**Recorded data**
* start *

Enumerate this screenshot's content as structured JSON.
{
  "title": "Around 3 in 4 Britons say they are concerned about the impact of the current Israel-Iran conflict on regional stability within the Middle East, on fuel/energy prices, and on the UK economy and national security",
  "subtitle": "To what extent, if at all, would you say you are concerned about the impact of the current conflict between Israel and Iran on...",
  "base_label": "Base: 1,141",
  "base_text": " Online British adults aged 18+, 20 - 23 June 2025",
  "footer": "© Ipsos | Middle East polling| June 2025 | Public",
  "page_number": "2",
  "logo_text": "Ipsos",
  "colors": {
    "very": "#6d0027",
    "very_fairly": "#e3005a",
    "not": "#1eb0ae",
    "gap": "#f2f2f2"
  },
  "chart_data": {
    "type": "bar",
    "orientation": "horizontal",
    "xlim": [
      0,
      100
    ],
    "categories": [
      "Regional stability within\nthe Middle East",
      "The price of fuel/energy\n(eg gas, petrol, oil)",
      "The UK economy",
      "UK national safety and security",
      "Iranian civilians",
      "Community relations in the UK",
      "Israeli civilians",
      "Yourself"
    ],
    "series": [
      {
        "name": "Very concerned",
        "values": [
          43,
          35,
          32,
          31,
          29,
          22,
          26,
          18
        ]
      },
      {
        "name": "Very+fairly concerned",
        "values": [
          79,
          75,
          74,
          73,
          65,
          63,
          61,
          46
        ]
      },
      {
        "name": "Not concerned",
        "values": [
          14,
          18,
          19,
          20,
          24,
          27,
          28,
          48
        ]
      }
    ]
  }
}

* end *

**Problem**
Which lines include the word "Middle"? Copy every one of them.

**Result of the exercise**
  "title": "Around 3 in 4 Britons say they are concerned about the impact of the current Israel-Iran conflict on regional stability within the Middle East, on fuel/energy prices, and on the UK economy and national security",
  "footer": "© Ipsos | Middle East polling| June 2025 | Public",
      "Regional stability within\nthe Middle East",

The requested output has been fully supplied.